↓↓↓

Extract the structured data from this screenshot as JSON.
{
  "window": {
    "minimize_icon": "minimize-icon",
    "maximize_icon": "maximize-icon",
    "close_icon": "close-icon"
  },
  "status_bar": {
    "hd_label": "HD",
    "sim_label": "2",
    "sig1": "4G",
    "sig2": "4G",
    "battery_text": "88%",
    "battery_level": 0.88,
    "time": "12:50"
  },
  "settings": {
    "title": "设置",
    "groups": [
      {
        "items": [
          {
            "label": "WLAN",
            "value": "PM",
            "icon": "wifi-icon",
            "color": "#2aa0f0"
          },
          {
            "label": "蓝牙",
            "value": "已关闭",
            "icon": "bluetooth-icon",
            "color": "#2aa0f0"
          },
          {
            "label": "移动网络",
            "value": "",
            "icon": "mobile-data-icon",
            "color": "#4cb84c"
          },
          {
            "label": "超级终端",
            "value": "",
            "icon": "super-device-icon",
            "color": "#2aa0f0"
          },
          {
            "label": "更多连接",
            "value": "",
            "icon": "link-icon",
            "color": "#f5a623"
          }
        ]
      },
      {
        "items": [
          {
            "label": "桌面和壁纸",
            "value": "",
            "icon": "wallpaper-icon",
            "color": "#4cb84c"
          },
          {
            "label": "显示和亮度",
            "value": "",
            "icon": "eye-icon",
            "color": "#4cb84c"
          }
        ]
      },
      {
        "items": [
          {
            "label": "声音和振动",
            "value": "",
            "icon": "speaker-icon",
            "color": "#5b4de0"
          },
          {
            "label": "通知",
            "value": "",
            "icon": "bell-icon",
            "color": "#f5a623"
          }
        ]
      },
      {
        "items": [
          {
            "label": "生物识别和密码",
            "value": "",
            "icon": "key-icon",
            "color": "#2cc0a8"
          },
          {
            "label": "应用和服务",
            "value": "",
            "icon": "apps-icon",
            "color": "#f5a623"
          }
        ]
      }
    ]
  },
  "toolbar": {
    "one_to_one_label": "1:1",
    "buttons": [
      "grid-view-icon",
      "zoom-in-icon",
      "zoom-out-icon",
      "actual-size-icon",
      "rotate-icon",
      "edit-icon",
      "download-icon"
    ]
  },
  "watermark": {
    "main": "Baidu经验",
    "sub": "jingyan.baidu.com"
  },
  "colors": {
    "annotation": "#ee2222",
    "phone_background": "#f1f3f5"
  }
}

↑↑↑

_JOB_
Lines containing the word "data" must all be returned from the material above.

_WORKED ANSWER_
Extract the structured data from this screenshot as JSON.
            "icon": "mobile-data-icon",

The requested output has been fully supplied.